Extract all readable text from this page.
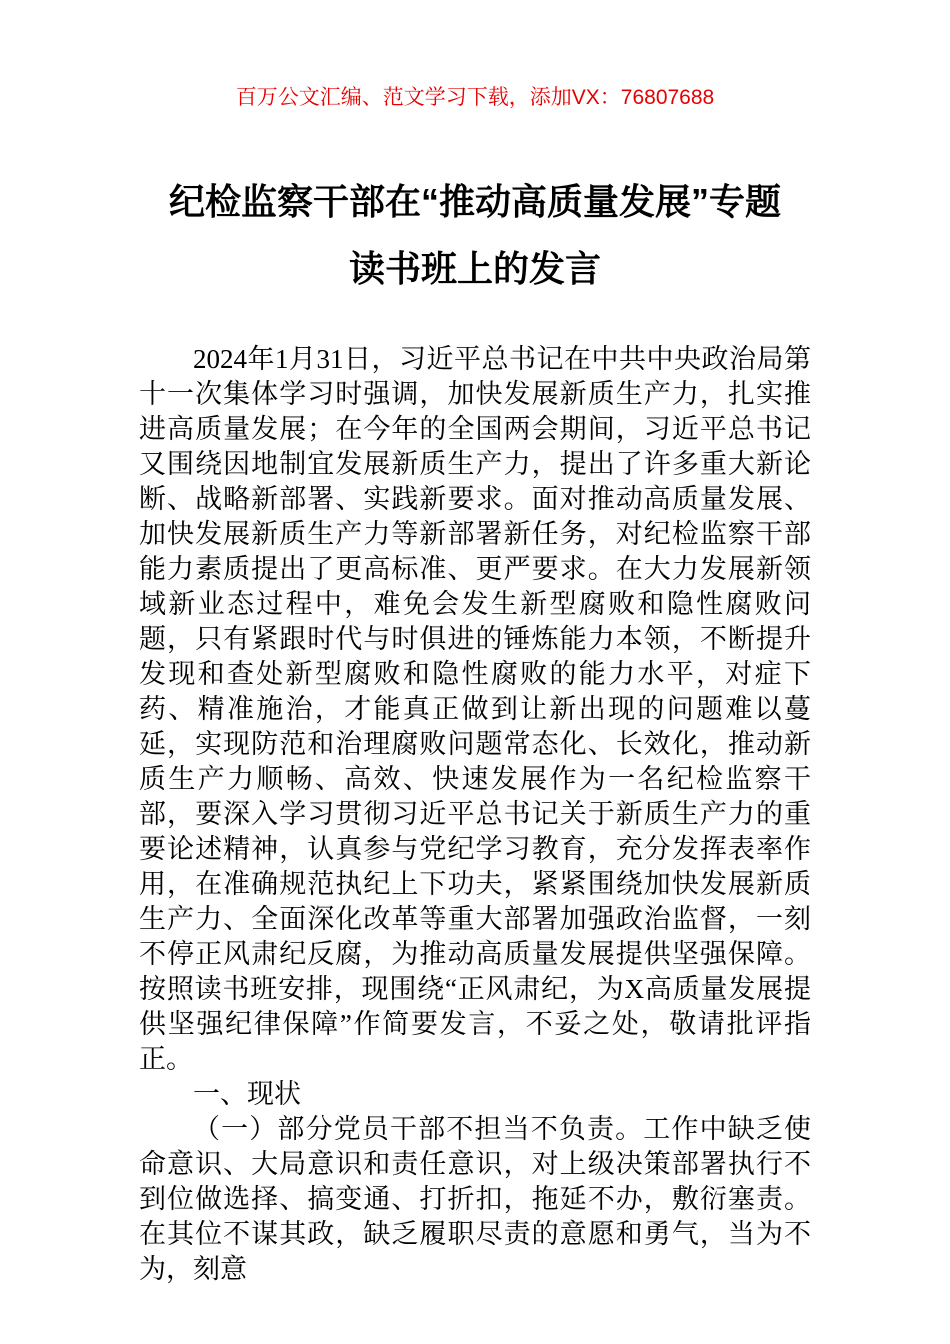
百万公文汇编、范文学习下载，添加VX：76807688
纪检监察干部在“推动高质量发展”专题
读书班上的发言

2024年1月31日，习近平总书记在中共中央政治局第十一次集体学习时强调，加快发展新质生产力，扎实推进高质量发展；在今年的全国两会期间，习近平总书记又围绕因地制宜发展新质生产力，提出了许多重大新论断、战略新部署、实践新要求。面对推动高质量发展、加快发展新质生产力等新部署新任务，对纪检监察干部能力素质提出了更高标准、更严要求。在大力发展新领域新业态过程中，难免会发生新型腐败和隐性腐败问题，只有紧跟时代与时俱进的锤炼能力本领，不断提升发现和查处新型腐败和隐性腐败的能力水平，对症下药、精准施治，才能真正做到让新出现的问题难以蔓延，实现防范和治理腐败问题常态化、长效化，推动新质生产力顺畅、高效、快速发展作为一名纪检监察干部，要深入学习贯彻习近平总书记关于新质生产力的重要论述精神，认真参与党纪学习教育，充分发挥表率作用，在准确规范执纪上下功夫，紧紧围绕加快发展新质生产力、全面深化改革等重大部署加强政治监督，一刻不停正风肃纪反腐，为推动高质量发展提供坚强保障。按照读书班安排，现围绕“正风肃纪，为X高质量发展提供坚强纪律保障”作简要发言，不妥之处，敬请批评指正。

一、现状

（一）部分党员干部不担当不负责。工作中缺乏使命意识、大局意识和责任意识，对上级决策部署执行不到位做选择、搞变通、打折扣，拖延不办，敷衍塞责。在其位不谋其政，缺乏履职尽责的意愿和勇气，当为不为，刻意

★ ★ ★ ★ ★ ★ ★

> [Work required]: Leave out the pictures and give the listing above again exactly.

> [Result of this task]:
Extract all readable text from this page.
百万公文汇编、范文学习下载，添加VX：76807688
纪检监察干部在“推动高质量发展”专题
读书班上的发言

2024年1月31日，习近平总书记在中共中央政治局第十一次集体学习时强调，加快发展新质生产力，扎实推进高质量发展；在今年的全国两会期间，习近平总书记又围绕因地制宜发展新质生产力，提出了许多重大新论断、战略新部署、实践新要求。面对推动高质量发展、加快发展新质生产力等新部署新任务，对纪检监察干部能力素质提出了更高标准、更严要求。在大力发展新领域新业态过程中，难免会发生新型腐败和隐性腐败问题，只有紧跟时代与时俱进的锤炼能力本领，不断提升发现和查处新型腐败和隐性腐败的能力水平，对症下药、精准施治，才能真正做到让新出现的问题难以蔓延，实现防范和治理腐败问题常态化、长效化，推动新质生产力顺畅、高效、快速发展作为一名纪检监察干部，要深入学习贯彻习近平总书记关于新质生产力的重要论述精神，认真参与党纪学习教育，充分发挥表率作用，在准确规范执纪上下功夫，紧紧围绕加快发展新质生产力、全面深化改革等重大部署加强政治监督，一刻不停正风肃纪反腐，为推动高质量发展提供坚强保障。按照读书班安排，现围绕“正风肃纪，为X高质量发展提供坚强纪律保障”作简要发言，不妥之处，敬请批评指正。

一、现状

（一）部分党员干部不担当不负责。工作中缺乏使命意识、大局意识和责任意识，对上级决策部署执行不到位做选择、搞变通、打折扣，拖延不办，敷衍塞责。在其位不谋其政，缺乏履职尽责的意愿和勇气，当为不为，刻意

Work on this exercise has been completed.